- [SET TASK A]: For each statement, answer yes or no depending on whether the passage on Israel's mission and the Church agrees, and quote the words that decide it. (i) Israel's own sinfulness undermined the fulfillment of its mission. (ii) Galatians 3.28 celebrates diversity. (iii) The distinction between men and women is more fundamental in nature than race.
- [SET TASK B]:
Answer each question from the passage on Israel's mission and the Church.
(i) Who are the people of God in the New Testament?
(ii) What would Israel's restoration mean?
(iii) Who makes up the Church, setting it apart from those outside it?
- [SET TASK C]: Write the next paragraph of the passage on Israel's mission and the Church, in the same voice.

- [SELECTION]:

--------

Third, the Biblical narrative of Israel is
missional. The distinction of Israel
from the nations might involve separation from their idolatry and sinfulness,
but Israel’s existence as God’s treasured possession is so that they would be
the means by which God extended His grace to the nations. Israel was to be God’s missionary nation to
the nations. Their own sinfulness
subverted the fulfillment of this mission.
Their restoration would mean the reinstitution of this mission to the
Gentiles.
In the New Testament, the people of God are the Church. The Jew/Gentile
distinction no longer pertains as both groupings of humanity are now included
in the Church. Passages such as
Galatians 3.28 do not celebrate diversity, as some have mistakenly suggested,
but unity—unity in Christ. The Church is
distinguished from those outside the Church because the Church is made up of
those who have been baptized into Christ.
This is no longer a racial distinction—or potentially racial. Nor is it a distinction between men and
women—an even more fundamental distinction in nature than race. Nor is it a distinction between masters and
slaves. If Galatians 3.28 was
celebrating diversity, then we would have to read the passage as encouraging a
continuation of slavery; instead, the passage makes the identity of masters and
slaves irrelevant because of their unity in Christ. Texts like Galatians 3.28 are phrased in the negative for a reason: they make these characteristics irrelevant rather than celebrate them. This keeps the agenda from being about us: what counts is being in Christ.

--------

(Layout annotation data)
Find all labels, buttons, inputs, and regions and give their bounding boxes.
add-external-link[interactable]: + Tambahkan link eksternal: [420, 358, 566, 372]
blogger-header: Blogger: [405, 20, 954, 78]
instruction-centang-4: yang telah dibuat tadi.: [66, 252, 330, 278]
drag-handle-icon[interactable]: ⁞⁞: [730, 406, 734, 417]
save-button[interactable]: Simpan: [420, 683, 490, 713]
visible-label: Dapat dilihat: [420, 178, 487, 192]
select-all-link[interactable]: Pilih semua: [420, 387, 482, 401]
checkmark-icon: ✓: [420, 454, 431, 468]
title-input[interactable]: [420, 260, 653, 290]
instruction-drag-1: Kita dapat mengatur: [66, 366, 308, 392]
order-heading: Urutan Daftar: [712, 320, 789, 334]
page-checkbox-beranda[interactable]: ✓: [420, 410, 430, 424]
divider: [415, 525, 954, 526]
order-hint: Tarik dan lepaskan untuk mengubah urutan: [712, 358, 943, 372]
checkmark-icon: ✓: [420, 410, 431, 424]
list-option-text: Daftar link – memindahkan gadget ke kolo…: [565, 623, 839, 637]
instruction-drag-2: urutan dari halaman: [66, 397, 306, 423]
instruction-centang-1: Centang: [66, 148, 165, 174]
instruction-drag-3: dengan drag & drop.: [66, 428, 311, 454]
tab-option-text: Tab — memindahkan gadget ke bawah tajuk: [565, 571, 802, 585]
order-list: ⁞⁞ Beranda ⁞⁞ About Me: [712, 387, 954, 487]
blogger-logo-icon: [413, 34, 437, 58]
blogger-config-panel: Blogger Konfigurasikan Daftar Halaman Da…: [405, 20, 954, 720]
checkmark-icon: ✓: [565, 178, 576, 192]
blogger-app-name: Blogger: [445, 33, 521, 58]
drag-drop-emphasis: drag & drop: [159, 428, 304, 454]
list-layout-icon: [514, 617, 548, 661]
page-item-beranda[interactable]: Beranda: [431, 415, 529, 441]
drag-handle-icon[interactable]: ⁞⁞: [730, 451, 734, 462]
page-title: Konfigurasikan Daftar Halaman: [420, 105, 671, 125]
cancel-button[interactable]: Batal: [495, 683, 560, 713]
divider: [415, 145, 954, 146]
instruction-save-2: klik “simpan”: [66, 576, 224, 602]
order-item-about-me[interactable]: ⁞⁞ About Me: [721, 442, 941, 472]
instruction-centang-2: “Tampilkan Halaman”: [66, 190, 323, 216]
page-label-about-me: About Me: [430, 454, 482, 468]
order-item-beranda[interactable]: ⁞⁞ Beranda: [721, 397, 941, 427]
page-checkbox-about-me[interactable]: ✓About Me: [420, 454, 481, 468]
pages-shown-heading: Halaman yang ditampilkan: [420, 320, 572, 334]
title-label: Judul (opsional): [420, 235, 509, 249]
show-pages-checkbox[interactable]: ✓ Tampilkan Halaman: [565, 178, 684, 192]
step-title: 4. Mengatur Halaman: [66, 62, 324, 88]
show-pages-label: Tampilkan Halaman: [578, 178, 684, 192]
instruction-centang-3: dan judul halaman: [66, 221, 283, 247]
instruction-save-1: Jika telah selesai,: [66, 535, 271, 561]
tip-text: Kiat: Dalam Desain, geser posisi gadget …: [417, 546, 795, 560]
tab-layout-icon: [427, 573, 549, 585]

--------

- [RIGHT ANSWER A]:
(i) Yes: "Their own sinfulness subverted the fulfillment of this mission."
(ii) No: "Passages such as Galatians 3.28 do not celebrate diversity, as some have mistakenly suggested, but unity—unity in Christ."
(iii) Yes: "an even more fundamental distinction in nature than race."

- [RIGHT ANSWER B]:
(i) The Church.
(ii) The reinstitution of Israel's mission to the Gentiles.
(iii) Those who have been baptized into Christ.

- [RIGHT ANSWER C]:
Second, the New Testament understands the narrative of Israel’s
sin in the Old Testament in terms of Jesus’ death on the cross for our
sins. In other words, the members of the
Church—those in Christ—are those who acknowledge their need for Jesus’
sacrificial death. Christians do not
believe that they are a privileged group because of the identity they bring into the Church but
because of the identity of Jesus in whom they now live—they make His death and
life their own. They also recognize
that, just as they came to Christ, all others can as well. All have sinned and fallen short of the glory
of God (Romans 3.23), but the gift of God is eternal life in Christ Jesus
(Romans 6.23). Everyone is equally in
need of God’s provision of salvation, and everyone can receive this salvation
when they acknowledge Jesus Christ as the one who, through His death, brought
this salvation.
Third, the New Testament extends God’s mission of Jesus
to Israel to a mission of the Church to all nations. The death and
resurrection and ascension of Jesus mark the beginning of the mission to the
Gentiles. The Church’s history is a history
of mission to the nations of the world.
Christians are not racists, looking down on particular races. They have taken the Gospel of salvation
throughout the world, translated Scripture into hundreds of languages, and
rejoiced to see others come to the same faith that they have come to by God’s
grace. Christians are not racialists,
seeing the world in terms of race. This
is where multiculturalism fails, for it upholds culture as though it is
something unchanging and to be celebrated.
The Christian faith has various views on culture—it is positive,
negative, and neutral. That is, it is to
be evaluated on the basis of something else, not culture in itself. To focus on it and/or to see it only as
positive is to take the focus off of Christ.
Thus, Christians are not anti-racists, in my definition of it, because
they do not privilege one group over another.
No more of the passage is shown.